_EXERCISE INSTRUCTIONS_
Copy out every line exactly as given.

* * * * * * *

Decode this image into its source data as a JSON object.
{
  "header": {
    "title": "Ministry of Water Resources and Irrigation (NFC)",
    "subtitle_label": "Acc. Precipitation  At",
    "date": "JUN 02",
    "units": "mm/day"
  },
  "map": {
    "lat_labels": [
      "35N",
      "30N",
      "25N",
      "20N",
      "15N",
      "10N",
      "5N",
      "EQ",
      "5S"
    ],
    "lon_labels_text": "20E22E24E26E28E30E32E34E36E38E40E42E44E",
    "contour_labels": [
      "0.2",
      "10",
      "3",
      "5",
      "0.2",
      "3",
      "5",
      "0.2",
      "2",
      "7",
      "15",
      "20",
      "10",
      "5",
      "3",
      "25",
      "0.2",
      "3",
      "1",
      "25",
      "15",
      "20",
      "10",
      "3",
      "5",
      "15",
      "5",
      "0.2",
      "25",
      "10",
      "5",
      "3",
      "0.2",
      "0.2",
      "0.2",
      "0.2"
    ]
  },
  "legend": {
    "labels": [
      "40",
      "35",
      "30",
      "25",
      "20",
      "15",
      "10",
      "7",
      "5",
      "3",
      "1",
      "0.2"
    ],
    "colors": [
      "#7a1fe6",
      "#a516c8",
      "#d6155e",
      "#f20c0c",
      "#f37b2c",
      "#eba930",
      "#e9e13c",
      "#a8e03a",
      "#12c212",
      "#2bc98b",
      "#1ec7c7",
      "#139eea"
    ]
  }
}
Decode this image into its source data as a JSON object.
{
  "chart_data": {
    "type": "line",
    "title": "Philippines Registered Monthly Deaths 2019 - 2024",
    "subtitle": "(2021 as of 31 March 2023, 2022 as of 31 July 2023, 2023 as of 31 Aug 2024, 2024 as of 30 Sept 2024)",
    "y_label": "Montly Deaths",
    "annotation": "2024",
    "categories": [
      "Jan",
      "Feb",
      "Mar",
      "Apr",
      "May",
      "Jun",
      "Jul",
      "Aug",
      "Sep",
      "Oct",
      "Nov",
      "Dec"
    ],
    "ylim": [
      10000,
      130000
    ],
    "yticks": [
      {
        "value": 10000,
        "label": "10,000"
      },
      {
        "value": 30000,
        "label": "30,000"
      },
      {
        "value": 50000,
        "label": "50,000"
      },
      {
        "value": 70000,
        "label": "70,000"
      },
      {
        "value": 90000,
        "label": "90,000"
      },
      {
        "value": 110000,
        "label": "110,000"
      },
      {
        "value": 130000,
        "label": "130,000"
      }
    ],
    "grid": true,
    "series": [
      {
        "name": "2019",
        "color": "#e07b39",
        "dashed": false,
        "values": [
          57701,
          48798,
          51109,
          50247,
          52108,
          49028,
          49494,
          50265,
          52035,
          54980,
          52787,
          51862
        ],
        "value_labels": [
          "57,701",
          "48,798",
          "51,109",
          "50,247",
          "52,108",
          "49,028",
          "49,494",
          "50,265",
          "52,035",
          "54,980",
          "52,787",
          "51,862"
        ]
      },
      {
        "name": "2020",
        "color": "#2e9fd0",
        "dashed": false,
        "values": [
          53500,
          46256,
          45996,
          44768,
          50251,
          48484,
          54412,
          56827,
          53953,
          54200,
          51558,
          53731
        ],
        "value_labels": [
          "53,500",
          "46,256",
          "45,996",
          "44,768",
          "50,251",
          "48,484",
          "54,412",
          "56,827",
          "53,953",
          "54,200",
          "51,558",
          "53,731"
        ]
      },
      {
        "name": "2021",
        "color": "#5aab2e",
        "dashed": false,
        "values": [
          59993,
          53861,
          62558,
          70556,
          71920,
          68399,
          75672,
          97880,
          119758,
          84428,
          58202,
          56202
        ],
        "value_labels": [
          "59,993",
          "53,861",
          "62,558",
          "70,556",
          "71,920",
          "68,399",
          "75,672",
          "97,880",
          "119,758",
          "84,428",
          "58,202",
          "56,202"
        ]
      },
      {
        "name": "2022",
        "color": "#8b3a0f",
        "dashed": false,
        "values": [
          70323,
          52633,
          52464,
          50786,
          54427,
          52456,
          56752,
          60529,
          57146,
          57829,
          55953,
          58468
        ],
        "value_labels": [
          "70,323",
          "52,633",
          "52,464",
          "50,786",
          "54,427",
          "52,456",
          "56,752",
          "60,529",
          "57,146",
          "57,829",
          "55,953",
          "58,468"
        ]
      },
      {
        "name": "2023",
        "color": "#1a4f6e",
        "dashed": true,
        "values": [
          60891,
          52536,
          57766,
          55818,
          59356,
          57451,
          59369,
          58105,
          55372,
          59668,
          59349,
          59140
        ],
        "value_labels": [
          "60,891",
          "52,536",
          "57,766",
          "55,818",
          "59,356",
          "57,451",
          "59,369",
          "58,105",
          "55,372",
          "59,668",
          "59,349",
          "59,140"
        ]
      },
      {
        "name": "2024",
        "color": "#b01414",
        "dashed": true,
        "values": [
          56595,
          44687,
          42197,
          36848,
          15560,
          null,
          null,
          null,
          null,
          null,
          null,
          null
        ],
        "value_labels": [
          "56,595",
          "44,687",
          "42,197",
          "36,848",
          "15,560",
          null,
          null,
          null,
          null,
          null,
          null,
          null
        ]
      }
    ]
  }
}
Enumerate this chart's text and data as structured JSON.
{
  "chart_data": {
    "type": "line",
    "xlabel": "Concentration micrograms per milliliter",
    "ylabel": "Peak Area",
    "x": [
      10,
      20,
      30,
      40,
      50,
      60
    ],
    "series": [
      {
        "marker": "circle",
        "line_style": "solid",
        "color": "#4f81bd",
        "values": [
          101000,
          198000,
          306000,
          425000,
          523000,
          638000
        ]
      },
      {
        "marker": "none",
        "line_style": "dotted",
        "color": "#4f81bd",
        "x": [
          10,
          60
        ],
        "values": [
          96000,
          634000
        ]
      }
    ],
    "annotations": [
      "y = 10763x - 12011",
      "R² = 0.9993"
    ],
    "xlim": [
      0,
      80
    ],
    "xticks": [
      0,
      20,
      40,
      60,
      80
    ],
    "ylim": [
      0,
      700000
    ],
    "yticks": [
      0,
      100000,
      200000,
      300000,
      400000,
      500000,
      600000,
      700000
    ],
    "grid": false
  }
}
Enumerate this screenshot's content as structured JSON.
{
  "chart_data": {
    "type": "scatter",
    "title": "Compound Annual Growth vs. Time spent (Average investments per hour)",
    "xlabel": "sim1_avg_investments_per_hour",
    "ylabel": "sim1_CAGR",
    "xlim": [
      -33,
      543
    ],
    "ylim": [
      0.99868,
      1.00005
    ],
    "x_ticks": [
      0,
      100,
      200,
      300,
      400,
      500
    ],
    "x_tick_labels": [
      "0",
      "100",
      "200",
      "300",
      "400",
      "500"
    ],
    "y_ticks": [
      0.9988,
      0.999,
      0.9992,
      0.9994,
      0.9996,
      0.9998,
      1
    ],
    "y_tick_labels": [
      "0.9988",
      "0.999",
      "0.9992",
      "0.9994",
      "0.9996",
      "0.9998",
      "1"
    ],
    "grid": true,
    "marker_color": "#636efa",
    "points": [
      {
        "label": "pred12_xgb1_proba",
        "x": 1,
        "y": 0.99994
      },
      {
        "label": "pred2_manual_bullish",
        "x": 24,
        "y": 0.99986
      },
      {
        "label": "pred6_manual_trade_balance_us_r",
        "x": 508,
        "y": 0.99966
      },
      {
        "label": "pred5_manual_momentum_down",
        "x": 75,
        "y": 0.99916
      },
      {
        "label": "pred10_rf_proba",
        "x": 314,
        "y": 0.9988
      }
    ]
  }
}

* * * * * * *

_COMPLETE ANSWER_
Decode this image into its source data as a JSON object.
{
  "header": {
    "title": "Ministry of Water Resources and Irrigation (NFC)",
    "subtitle_label": "Acc. Precipitation  At",
    "date": "JUN 02",
    "units": "mm/day"
  },
  "map": {
    "lat_labels": [
      "35N",
      "30N",
      "25N",
      "20N",
      "15N",
      "10N",
      "5N",
      "EQ",
      "5S"
    ],
    "lon_labels_text": "20E22E24E26E28E30E32E34E36E38E40E42E44E",
    "contour_labels": [
      "0.2",
      "10",
      "3",
      "5",
      "0.2",
      "3",
      "5",
      "0.2",
      "2",
      "7",
      "15",
      "20",
      "10",
      "5",
      "3",
      "25",
      "0.2",
      "3",
      "1",
      "25",
      "15",
      "20",
      "10",
      "3",
      "5",
      "15",
      "5",
      "0.2",
      "25",
      "10",
      "5",
      "3",
      "0.2",
      "0.2",
      "0.2",
      "0.2"
    ]
  },
  "legend": {
    "labels": [
      "40",
      "35",
      "30",
      "25",
      "20",
      "15",
      "10",
      "7",
      "5",
      "3",
      "1",
      "0.2"
    ],
    "colors": [
      "#7a1fe6",
      "#a516c8",
      "#d6155e",
      "#f20c0c",
      "#f37b2c",
      "#eba930",
      "#e9e13c",
      "#a8e03a",
      "#12c212",
      "#2bc98b",
      "#1ec7c7",
      "#139eea"
    ]
  }
}
Decode this image into its source data as a JSON object.
{
  "chart_data": {
    "type": "line",
    "title": "Philippines Registered Monthly Deaths 2019 - 2024",
    "subtitle": "(2021 as of 31 March 2023, 2022 as of 31 July 2023, 2023 as of 31 Aug 2024, 2024 as of 30 Sept 2024)",
    "y_label": "Montly Deaths",
    "annotation": "2024",
    "categories": [
      "Jan",
      "Feb",
      "Mar",
      "Apr",
      "May",
      "Jun",
      "Jul",
      "Aug",
      "Sep",
      "Oct",
      "Nov",
      "Dec"
    ],
    "ylim": [
      10000,
      130000
    ],
    "yticks": [
      {
        "value": 10000,
        "label": "10,000"
      },
      {
        "value": 30000,
        "label": "30,000"
      },
      {
        "value": 50000,
        "label": "50,000"
      },
      {
        "value": 70000,
        "label": "70,000"
      },
      {
        "value": 90000,
        "label": "90,000"
      },
      {
        "value": 110000,
        "label": "110,000"
      },
      {
        "value": 130000,
        "label": "130,000"
      }
    ],
    "grid": true,
    "series": [
      {
        "name": "2019",
        "color": "#e07b39",
        "dashed": false,
        "values": [
          57701,
          48798,
          51109,
          50247,
          52108,
          49028,
          49494,
          50265,
          52035,
          54980,
          52787,
          51862
        ],
        "value_labels": [
          "57,701",
          "48,798",
          "51,109",
          "50,247",
          "52,108",
          "49,028",
          "49,494",
          "50,265",
          "52,035",
          "54,980",
          "52,787",
          "51,862"
        ]
      },
      {
        "name": "2020",
        "color": "#2e9fd0",
        "dashed": false,
        "values": [
          53500,
          46256,
          45996,
          44768,
          50251,
          48484,
          54412,
          56827,
          53953,
          54200,
          51558,
          53731
        ],
        "value_labels": [
          "53,500",
          "46,256",
          "45,996",
          "44,768",
          "50,251",
          "48,484",
          "54,412",
          "56,827",
          "53,953",
          "54,200",
          "51,558",
          "53,731"
        ]
      },
      {
        "name": "2021",
        "color": "#5aab2e",
        "dashed": false,
        "values": [
          59993,
          53861,
          62558,
          70556,
          71920,
          68399,
          75672,
          97880,
          119758,
          84428,
          58202,
          56202
        ],
        "value_labels": [
          "59,993",
          "53,861",
          "62,558",
          "70,556",
          "71,920",
          "68,399",
          "75,672",
          "97,880",
          "119,758",
          "84,428",
          "58,202",
          "56,202"
        ]
      },
      {
        "name": "2022",
        "color": "#8b3a0f",
        "dashed": false,
        "values": [
          70323,
          52633,
          52464,
          50786,
          54427,
          52456,
          56752,
          60529,
          57146,
          57829,
          55953,
          58468
        ],
        "value_labels": [
          "70,323",
          "52,633",
          "52,464",
          "50,786",
          "54,427",
          "52,456",
          "56,752",
          "60,529",
          "57,146",
          "57,829",
          "55,953",
          "58,468"
        ]
      },
      {
        "name": "2023",
        "color": "#1a4f6e",
        "dashed": true,
        "values": [
          60891,
          52536,
          57766,
          55818,
          59356,
          57451,
          59369,
          58105,
          55372,
          59668,
          59349,
          59140
        ],
        "value_labels": [
          "60,891",
          "52,536",
          "57,766",
          "55,818",
          "59,356",
          "57,451",
          "59,369",
          "58,105",
          "55,372",
          "59,668",
          "59,349",
          "59,140"
        ]
      },
      {
        "name": "2024",
        "color": "#b01414",
        "dashed": true,
        "values": [
          56595,
          44687,
          42197,
          36848,
          15560,
          null,
          null,
          null,
          null,
          null,
          null,
          null
        ],
        "value_labels": [
          "56,595",
          "44,687",
          "42,197",
          "36,848",
          "15,560",
          null,
          null,
          null,
          null,
          null,
          null,
          null
        ]
      }
    ]
  }
}
Enumerate this chart's text and data as structured JSON.
{
  "chart_data": {
    "type": "line",
    "xlabel": "Concentration micrograms per milliliter",
    "ylabel": "Peak Area",
    "x": [
      10,
      20,
      30,
      40,
      50,
      60
    ],
    "series": [
      {
        "marker": "circle",
        "line_style": "solid",
        "color": "#4f81bd",
        "values": [
          101000,
          198000,
          306000,
          425000,
          523000,
          638000
        ]
      },
      {
        "marker": "none",
        "line_style": "dotted",
        "color": "#4f81bd",
        "x": [
          10,
          60
        ],
        "values": [
          96000,
          634000
        ]
      }
    ],
    "annotations": [
      "y = 10763x - 12011",
      "R² = 0.9993"
    ],
    "xlim": [
      0,
      80
    ],
    "xticks": [
      0,
      20,
      40,
      60,
      80
    ],
    "ylim": [
      0,
      700000
    ],
    "yticks": [
      0,
      100000,
      200000,
      300000,
      400000,
      500000,
      600000,
      700000
    ],
    "grid": false
  }
}
Enumerate this screenshot's content as structured JSON.
{
  "chart_data": {
    "type": "scatter",
    "title": "Compound Annual Growth vs. Time spent (Average investments per hour)",
    "xlabel": "sim1_avg_investments_per_hour",
    "ylabel": "sim1_CAGR",
    "xlim": [
      -33,
      543
    ],
    "ylim": [
      0.99868,
      1.00005
    ],
    "x_ticks": [
      0,
      100,
      200,
      300,
      400,
      500
    ],
    "x_tick_labels": [
      "0",
      "100",
      "200",
      "300",
      "400",
      "500"
    ],
    "y_ticks": [
      0.9988,
      0.999,
      0.9992,
      0.9994,
      0.9996,
      0.9998,
      1
    ],
    "y_tick_labels": [
      "0.9988",
      "0.999",
      "0.9992",
      "0.9994",
      "0.9996",
      "0.9998",
      "1"
    ],
    "grid": true,
    "marker_color": "#636efa",
    "points": [
      {
        "label": "pred12_xgb1_proba",
        "x": 1,
        "y": 0.99994
      },
      {
        "label": "pred2_manual_bullish",
        "x": 24,
        "y": 0.99986
      },
      {
        "label": "pred6_manual_trade_balance_us_r",
        "x": 508,
        "y": 0.99966
      },
      {
        "label": "pred5_manual_momentum_down",
        "x": 75,
        "y": 0.99916
      },
      {
        "label": "pred10_rf_proba",
        "x": 314,
        "y": 0.9988
      }
    ]
  }
}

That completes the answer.